A faithful transcription of all the data is required.

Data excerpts
***

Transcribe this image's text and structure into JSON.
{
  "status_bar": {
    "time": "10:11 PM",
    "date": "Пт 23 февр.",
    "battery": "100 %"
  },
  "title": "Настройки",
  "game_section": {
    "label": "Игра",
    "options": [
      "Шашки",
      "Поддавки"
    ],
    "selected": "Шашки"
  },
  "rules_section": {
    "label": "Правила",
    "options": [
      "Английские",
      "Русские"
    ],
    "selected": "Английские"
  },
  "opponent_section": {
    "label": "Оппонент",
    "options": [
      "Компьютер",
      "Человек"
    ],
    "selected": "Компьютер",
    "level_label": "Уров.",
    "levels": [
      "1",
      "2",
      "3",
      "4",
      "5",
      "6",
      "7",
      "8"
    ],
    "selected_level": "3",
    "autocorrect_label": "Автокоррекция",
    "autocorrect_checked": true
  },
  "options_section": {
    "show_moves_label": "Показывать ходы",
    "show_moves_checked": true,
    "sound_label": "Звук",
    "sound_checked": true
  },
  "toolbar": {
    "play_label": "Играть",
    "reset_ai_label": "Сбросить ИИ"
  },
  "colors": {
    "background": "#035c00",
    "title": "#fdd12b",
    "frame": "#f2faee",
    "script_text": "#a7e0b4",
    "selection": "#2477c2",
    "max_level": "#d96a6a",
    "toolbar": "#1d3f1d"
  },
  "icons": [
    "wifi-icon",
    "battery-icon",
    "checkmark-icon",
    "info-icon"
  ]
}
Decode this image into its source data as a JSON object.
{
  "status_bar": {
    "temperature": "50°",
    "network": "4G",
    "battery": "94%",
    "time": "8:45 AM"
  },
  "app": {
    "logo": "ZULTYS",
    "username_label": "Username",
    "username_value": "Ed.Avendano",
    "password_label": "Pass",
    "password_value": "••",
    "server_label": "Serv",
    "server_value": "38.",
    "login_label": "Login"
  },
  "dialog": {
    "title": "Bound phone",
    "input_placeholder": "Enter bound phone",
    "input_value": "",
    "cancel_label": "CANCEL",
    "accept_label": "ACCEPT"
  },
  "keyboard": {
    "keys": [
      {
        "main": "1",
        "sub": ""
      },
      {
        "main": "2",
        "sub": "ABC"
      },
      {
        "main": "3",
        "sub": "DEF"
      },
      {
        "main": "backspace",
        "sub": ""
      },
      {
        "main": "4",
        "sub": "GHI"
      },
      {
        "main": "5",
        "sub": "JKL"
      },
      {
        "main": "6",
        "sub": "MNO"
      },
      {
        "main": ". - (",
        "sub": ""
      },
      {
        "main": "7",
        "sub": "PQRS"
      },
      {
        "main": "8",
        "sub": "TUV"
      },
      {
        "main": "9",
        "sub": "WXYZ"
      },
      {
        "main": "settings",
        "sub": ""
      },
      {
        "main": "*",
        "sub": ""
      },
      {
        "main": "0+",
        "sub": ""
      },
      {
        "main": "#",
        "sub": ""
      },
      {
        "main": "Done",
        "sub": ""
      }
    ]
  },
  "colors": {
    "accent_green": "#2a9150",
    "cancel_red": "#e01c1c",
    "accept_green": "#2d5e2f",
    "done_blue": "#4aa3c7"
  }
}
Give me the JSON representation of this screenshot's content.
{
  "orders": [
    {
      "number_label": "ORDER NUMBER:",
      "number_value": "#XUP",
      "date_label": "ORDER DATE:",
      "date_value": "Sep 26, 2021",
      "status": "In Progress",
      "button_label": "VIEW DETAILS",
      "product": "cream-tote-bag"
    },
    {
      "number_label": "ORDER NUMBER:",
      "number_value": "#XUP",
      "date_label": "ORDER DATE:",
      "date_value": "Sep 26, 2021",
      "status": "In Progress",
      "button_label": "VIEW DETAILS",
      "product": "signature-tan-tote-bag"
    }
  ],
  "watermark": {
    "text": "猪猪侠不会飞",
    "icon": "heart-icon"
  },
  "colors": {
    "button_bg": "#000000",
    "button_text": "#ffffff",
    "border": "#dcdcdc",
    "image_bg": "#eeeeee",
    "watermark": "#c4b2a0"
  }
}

***

• [Answer]:
Transcribe this image's text and structure into JSON.
{
  "status_bar": {
    "time": "10:11 PM",
    "date": "Пт 23 февр.",
    "battery": "100 %"
  },
  "title": "Настройки",
  "game_section": {
    "label": "Игра",
    "options": [
      "Шашки",
      "Поддавки"
    ],
    "selected": "Шашки"
  },
  "rules_section": {
    "label": "Правила",
    "options": [
      "Английские",
      "Русские"
    ],
    "selected": "Английские"
  },
  "opponent_section": {
    "label": "Оппонент",
    "options": [
      "Компьютер",
      "Человек"
    ],
    "selected": "Компьютер",
    "level_label": "Уров.",
    "levels": [
      "1",
      "2",
      "3",
      "4",
      "5",
      "6",
      "7",
      "8"
    ],
    "selected_level": "3",
    "autocorrect_label": "Автокоррекция",
    "autocorrect_checked": true
  },
  "options_section": {
    "show_moves_label": "Показывать ходы",
    "show_moves_checked": true,
    "sound_label": "Звук",
    "sound_checked": true
  },
  "toolbar": {
    "play_label": "Играть",
    "reset_ai_label": "Сбросить ИИ"
  },
  "colors": {
    "background": "#035c00",
    "title": "#fdd12b",
    "frame": "#f2faee",
    "script_text": "#a7e0b4",
    "selection": "#2477c2",
    "max_level": "#d96a6a",
    "toolbar": "#1d3f1d"
  },
  "icons": [
    "wifi-icon",
    "battery-icon",
    "checkmark-icon",
    "info-icon"
  ]
}
Decode this image into its source data as a JSON object.
{
  "status_bar": {
    "temperature": "50°",
    "network": "4G",
    "battery": "94%",
    "time": "8:45 AM"
  },
  "app": {
    "logo": "ZULTYS",
    "username_label": "Username",
    "username_value": "Ed.Avendano",
    "password_label": "Pass",
    "password_value": "••",
    "server_label": "Serv",
    "server_value": "38.",
    "login_label": "Login"
  },
  "dialog": {
    "title": "Bound phone",
    "input_placeholder": "Enter bound phone",
    "input_value": "",
    "cancel_label": "CANCEL",
    "accept_label": "ACCEPT"
  },
  "keyboard": {
    "keys": [
      {
        "main": "1",
        "sub": ""
      },
      {
        "main": "2",
        "sub": "ABC"
      },
      {
        "main": "3",
        "sub": "DEF"
      },
      {
        "main": "backspace",
        "sub": ""
      },
      {
        "main": "4",
        "sub": "GHI"
      },
      {
        "main": "5",
        "sub": "JKL"
      },
      {
        "main": "6",
        "sub": "MNO"
      },
      {
        "main": ". - (",
        "sub": ""
      },
      {
        "main": "7",
        "sub": "PQRS"
      },
      {
        "main": "8",
        "sub": "TUV"
      },
      {
        "main": "9",
        "sub": "WXYZ"
      },
      {
        "main": "settings",
        "sub": ""
      },
      {
        "main": "*",
        "sub": ""
      },
      {
        "main": "0+",
        "sub": ""
      },
      {
        "main": "#",
        "sub": ""
      },
      {
        "main": "Done",
        "sub": ""
      }
    ]
  },
  "colors": {
    "accent_green": "#2a9150",
    "cancel_red": "#e01c1c",
    "accept_green": "#2d5e2f",
    "done_blue": "#4aa3c7"
  }
}
Give me the JSON representation of this screenshot's content.
{
  "orders": [
    {
      "number_label": "ORDER NUMBER:",
      "number_value": "#XUP",
      "date_label": "ORDER DATE:",
      "date_value": "Sep 26, 2021",
      "status": "In Progress",
      "button_label": "VIEW DETAILS",
      "product": "cream-tote-bag"
    },
    {
      "number_label": "ORDER NUMBER:",
      "number_value": "#XUP",
      "date_label": "ORDER DATE:",
      "date_value": "Sep 26, 2021",
      "status": "In Progress",
      "button_label": "VIEW DETAILS",
      "product": "signature-tan-tote-bag"
    }
  ],
  "watermark": {
    "text": "猪猪侠不会飞",
    "icon": "heart-icon"
  },
  "colors": {
    "button_bg": "#000000",
    "button_text": "#ffffff",
    "border": "#dcdcdc",
    "image_bg": "#eeeeee",
    "watermark": "#c4b2a0"
  }
}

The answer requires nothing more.